* start Information provided *
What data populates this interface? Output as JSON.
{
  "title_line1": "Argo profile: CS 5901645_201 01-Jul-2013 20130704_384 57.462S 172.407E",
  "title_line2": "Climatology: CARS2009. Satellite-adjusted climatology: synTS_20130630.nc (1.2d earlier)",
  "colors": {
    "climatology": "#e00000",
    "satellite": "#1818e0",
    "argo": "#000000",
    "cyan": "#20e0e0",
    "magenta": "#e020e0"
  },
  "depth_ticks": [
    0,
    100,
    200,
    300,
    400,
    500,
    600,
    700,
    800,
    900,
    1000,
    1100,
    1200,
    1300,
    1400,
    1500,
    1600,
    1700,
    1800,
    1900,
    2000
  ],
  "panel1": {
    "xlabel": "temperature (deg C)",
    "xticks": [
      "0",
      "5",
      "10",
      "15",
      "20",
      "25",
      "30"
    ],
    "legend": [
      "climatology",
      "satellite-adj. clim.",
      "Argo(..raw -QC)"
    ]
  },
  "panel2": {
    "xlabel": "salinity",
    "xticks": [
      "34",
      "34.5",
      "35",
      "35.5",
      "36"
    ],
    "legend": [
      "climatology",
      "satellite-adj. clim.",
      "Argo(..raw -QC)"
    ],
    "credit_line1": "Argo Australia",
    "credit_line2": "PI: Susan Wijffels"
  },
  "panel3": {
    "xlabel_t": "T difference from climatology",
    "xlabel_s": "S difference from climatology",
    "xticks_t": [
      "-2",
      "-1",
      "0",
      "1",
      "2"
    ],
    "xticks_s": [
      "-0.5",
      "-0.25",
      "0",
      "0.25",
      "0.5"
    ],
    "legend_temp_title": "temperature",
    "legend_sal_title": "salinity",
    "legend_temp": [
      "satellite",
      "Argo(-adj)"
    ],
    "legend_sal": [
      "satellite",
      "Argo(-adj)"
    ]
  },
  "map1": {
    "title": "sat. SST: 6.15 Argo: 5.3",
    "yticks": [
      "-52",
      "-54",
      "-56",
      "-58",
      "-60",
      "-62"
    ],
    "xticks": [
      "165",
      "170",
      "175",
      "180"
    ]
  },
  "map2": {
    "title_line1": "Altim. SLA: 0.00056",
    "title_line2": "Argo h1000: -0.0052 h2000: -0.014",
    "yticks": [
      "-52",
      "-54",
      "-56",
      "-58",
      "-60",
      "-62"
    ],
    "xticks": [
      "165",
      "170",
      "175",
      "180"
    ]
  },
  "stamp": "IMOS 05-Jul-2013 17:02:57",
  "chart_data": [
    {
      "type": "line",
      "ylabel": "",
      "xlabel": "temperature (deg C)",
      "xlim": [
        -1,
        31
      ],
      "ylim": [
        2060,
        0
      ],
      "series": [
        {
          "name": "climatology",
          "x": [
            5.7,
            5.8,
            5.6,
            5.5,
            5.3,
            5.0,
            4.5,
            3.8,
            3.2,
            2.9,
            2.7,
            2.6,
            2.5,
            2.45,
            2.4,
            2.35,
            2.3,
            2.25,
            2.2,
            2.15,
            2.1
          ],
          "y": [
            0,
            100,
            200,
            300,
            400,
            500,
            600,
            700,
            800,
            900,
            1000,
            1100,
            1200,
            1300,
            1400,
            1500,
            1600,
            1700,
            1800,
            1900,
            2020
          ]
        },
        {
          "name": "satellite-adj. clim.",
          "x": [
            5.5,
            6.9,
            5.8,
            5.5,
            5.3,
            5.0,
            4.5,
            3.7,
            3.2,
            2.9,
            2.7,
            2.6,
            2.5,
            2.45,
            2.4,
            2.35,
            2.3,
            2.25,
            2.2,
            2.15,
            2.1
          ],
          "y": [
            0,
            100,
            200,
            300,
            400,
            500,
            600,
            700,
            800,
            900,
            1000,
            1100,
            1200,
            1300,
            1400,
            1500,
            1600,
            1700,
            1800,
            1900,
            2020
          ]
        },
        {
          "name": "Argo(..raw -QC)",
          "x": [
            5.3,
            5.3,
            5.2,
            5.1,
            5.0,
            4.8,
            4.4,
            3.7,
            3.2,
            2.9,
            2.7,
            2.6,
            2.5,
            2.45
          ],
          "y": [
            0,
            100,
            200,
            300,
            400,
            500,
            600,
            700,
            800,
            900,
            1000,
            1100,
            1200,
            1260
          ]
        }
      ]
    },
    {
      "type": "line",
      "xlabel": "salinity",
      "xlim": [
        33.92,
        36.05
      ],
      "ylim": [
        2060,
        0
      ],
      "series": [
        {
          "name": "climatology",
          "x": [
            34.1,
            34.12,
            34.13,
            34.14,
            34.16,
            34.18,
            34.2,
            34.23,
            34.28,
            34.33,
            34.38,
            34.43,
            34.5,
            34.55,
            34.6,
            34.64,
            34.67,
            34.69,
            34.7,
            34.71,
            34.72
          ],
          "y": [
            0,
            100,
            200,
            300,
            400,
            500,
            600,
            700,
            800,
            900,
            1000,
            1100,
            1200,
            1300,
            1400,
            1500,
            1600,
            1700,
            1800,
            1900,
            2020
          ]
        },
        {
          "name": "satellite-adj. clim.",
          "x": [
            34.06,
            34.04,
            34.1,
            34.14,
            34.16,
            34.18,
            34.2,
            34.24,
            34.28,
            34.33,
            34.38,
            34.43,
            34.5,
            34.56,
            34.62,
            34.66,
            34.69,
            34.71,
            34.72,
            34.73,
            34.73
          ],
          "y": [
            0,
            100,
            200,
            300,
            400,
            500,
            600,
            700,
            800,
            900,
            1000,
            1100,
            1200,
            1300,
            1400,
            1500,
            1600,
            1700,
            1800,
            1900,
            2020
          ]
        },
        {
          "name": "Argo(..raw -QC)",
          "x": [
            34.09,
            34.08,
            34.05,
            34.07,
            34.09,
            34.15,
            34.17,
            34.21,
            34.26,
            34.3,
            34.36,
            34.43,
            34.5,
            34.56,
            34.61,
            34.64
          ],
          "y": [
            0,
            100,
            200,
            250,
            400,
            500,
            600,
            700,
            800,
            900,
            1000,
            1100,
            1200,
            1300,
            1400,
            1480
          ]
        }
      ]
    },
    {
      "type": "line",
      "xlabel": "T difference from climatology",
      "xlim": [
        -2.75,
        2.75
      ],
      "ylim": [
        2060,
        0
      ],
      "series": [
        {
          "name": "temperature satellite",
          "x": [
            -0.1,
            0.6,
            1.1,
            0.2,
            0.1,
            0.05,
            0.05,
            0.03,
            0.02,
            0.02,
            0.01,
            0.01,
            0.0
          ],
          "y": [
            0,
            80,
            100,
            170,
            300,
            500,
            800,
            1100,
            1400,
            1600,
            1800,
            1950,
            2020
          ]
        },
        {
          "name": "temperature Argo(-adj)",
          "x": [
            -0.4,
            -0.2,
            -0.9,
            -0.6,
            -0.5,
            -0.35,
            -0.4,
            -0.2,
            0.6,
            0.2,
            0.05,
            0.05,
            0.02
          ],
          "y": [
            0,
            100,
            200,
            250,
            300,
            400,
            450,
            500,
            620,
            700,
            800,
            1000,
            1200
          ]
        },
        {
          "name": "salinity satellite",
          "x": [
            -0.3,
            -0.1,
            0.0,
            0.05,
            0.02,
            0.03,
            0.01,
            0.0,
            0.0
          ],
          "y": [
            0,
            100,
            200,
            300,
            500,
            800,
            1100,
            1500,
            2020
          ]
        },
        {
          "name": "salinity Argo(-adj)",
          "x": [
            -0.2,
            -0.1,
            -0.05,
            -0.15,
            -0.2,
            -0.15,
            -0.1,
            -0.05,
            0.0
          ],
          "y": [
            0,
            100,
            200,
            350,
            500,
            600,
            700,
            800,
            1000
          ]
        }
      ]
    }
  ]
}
* end Information provided *
_Short exercise_
All of the material above needs to be retyped word for word.

_The completed task_
What data populates this interface? Output as JSON.
{
  "title_line1": "Argo profile: CS 5901645_201 01-Jul-2013 20130704_384 57.462S 172.407E",
  "title_line2": "Climatology: CARS2009. Satellite-adjusted climatology: synTS_20130630.nc (1.2d earlier)",
  "colors": {
    "climatology": "#e00000",
    "satellite": "#1818e0",
    "argo": "#000000",
    "cyan": "#20e0e0",
    "magenta": "#e020e0"
  },
  "depth_ticks": [
    0,
    100,
    200,
    300,
    400,
    500,
    600,
    700,
    800,
    900,
    1000,
    1100,
    1200,
    1300,
    1400,
    1500,
    1600,
    1700,
    1800,
    1900,
    2000
  ],
  "panel1": {
    "xlabel": "temperature (deg C)",
    "xticks": [
      "0",
      "5",
      "10",
      "15",
      "20",
      "25",
      "30"
    ],
    "legend": [
      "climatology",
      "satellite-adj. clim.",
      "Argo(..raw -QC)"
    ]
  },
  "panel2": {
    "xlabel": "salinity",
    "xticks": [
      "34",
      "34.5",
      "35",
      "35.5",
      "36"
    ],
    "legend": [
      "climatology",
      "satellite-adj. clim.",
      "Argo(..raw -QC)"
    ],
    "credit_line1": "Argo Australia",
    "credit_line2": "PI: Susan Wijffels"
  },
  "panel3": {
    "xlabel_t": "T difference from climatology",
    "xlabel_s": "S difference from climatology",
    "xticks_t": [
      "-2",
      "-1",
      "0",
      "1",
      "2"
    ],
    "xticks_s": [
      "-0.5",
      "-0.25",
      "0",
      "0.25",
      "0.5"
    ],
    "legend_temp_title": "temperature",
    "legend_sal_title": "salinity",
    "legend_temp": [
      "satellite",
      "Argo(-adj)"
    ],
    "legend_sal": [
      "satellite",
      "Argo(-adj)"
    ]
  },
  "map1": {
    "title": "sat. SST: 6.15 Argo: 5.3",
    "yticks": [
      "-52",
      "-54",
      "-56",
      "-58",
      "-60",
      "-62"
    ],
    "xticks": [
      "165",
      "170",
      "175",
      "180"
    ]
  },
  "map2": {
    "title_line1": "Altim. SLA: 0.00056",
    "title_line2": "Argo h1000: -0.0052 h2000: -0.014",
    "yticks": [
      "-52",
      "-54",
      "-56",
      "-58",
      "-60",
      "-62"
    ],
    "xticks": [
      "165",
      "170",
      "175",
      "180"
    ]
  },
  "stamp": "IMOS 05-Jul-2013 17:02:57",
  "chart_data": [
    {
      "type": "line",
      "ylabel": "",
      "xlabel": "temperature (deg C)",
      "xlim": [
        -1,
        31
      ],
      "ylim": [
        2060,
        0
      ],
      "series": [
        {
          "name": "climatology",
          "x": [
            5.7,
            5.8,
            5.6,
            5.5,
            5.3,
            5.0,
            4.5,
            3.8,
            3.2,
            2.9,
            2.7,
            2.6,
            2.5,
            2.45,
            2.4,
            2.35,
            2.3,
            2.25,
            2.2,
            2.15,
            2.1
          ],
          "y": [
            0,
            100,
            200,
            300,
            400,
            500,
            600,
            700,
            800,
            900,
            1000,
            1100,
            1200,
            1300,
            1400,
            1500,
            1600,
            1700,
            1800,
            1900,
            2020
          ]
        },
        {
          "name": "satellite-adj. clim.",
          "x": [
            5.5,
            6.9,
            5.8,
            5.5,
            5.3,
            5.0,
            4.5,
            3.7,
            3.2,
            2.9,
            2.7,
            2.6,
            2.5,
            2.45,
            2.4,
            2.35,
            2.3,
            2.25,
            2.2,
            2.15,
            2.1
          ],
          "y": [
            0,
            100,
            200,
            300,
            400,
            500,
            600,
            700,
            800,
            900,
            1000,
            1100,
            1200,
            1300,
            1400,
            1500,
            1600,
            1700,
            1800,
            1900,
            2020
          ]
        },
        {
          "name": "Argo(..raw -QC)",
          "x": [
            5.3,
            5.3,
            5.2,
            5.1,
            5.0,
            4.8,
            4.4,
            3.7,
            3.2,
            2.9,
            2.7,
            2.6,
            2.5,
            2.45
          ],
          "y": [
            0,
            100,
            200,
            300,
            400,
            500,
            600,
            700,
            800,
            900,
            1000,
            1100,
            1200,
            1260
          ]
        }
      ]
    },
    {
      "type": "line",
      "xlabel": "salinity",
      "xlim": [
        33.92,
        36.05
      ],
      "ylim": [
        2060,
        0
      ],
      "series": [
        {
          "name": "climatology",
          "x": [
            34.1,
            34.12,
            34.13,
            34.14,
            34.16,
            34.18,
            34.2,
            34.23,
            34.28,
            34.33,
            34.38,
            34.43,
            34.5,
            34.55,
            34.6,
            34.64,
            34.67,
            34.69,
            34.7,
            34.71,
            34.72
          ],
          "y": [
            0,
            100,
            200,
            300,
            400,
            500,
            600,
            700,
            800,
            900,
            1000,
            1100,
            1200,
            1300,
            1400,
            1500,
            1600,
            1700,
            1800,
            1900,
            2020
          ]
        },
        {
          "name": "satellite-adj. clim.",
          "x": [
            34.06,
            34.04,
            34.1,
            34.14,
            34.16,
            34.18,
            34.2,
            34.24,
            34.28,
            34.33,
            34.38,
            34.43,
            34.5,
            34.56,
            34.62,
            34.66,
            34.69,
            34.71,
            34.72,
            34.73,
            34.73
          ],
          "y": [
            0,
            100,
            200,
            300,
            400,
            500,
            600,
            700,
            800,
            900,
            1000,
            1100,
            1200,
            1300,
            1400,
            1500,
            1600,
            1700,
            1800,
            1900,
            2020
          ]
        },
        {
          "name": "Argo(..raw -QC)",
          "x": [
            34.09,
            34.08,
            34.05,
            34.07,
            34.09,
            34.15,
            34.17,
            34.21,
            34.26,
            34.3,
            34.36,
            34.43,
            34.5,
            34.56,
            34.61,
            34.64
          ],
          "y": [
            0,
            100,
            200,
            250,
            400,
            500,
            600,
            700,
            800,
            900,
            1000,
            1100,
            1200,
            1300,
            1400,
            1480
          ]
        }
      ]
    },
    {
      "type": "line",
      "xlabel": "T difference from climatology",
      "xlim": [
        -2.75,
        2.75
      ],
      "ylim": [
        2060,
        0
      ],
      "series": [
        {
          "name": "temperature satellite",
          "x": [
            -0.1,
            0.6,
            1.1,
            0.2,
            0.1,
            0.05,
            0.05,
            0.03,
            0.02,
            0.02,
            0.01,
            0.01,
            0.0
          ],
          "y": [
            0,
            80,
            100,
            170,
            300,
            500,
            800,
            1100,
            1400,
            1600,
            1800,
            1950,
            2020
          ]
        },
        {
          "name": "temperature Argo(-adj)",
          "x": [
            -0.4,
            -0.2,
            -0.9,
            -0.6,
            -0.5,
            -0.35,
            -0.4,
            -0.2,
            0.6,
            0.2,
            0.05,
            0.05,
            0.02
          ],
          "y": [
            0,
            100,
            200,
            250,
            300,
            400,
            450,
            500,
            620,
            700,
            800,
            1000,
            1200
          ]
        },
        {
          "name": "salinity satellite",
          "x": [
            -0.3,
            -0.1,
            0.0,
            0.05,
            0.02,
            0.03,
            0.01,
            0.0,
            0.0
          ],
          "y": [
            0,
            100,
            200,
            300,
            500,
            800,
            1100,
            1500,
            2020
          ]
        },
        {
          "name": "salinity Argo(-adj)",
          "x": [
            -0.2,
            -0.1,
            -0.05,
            -0.15,
            -0.2,
            -0.15,
            -0.1,
            -0.05,
            0.0
          ],
          "y": [
            0,
            100,
            200,
            350,
            500,
            600,
            700,
            800,
            1000
          ]
        }
      ]
    }
  ]
}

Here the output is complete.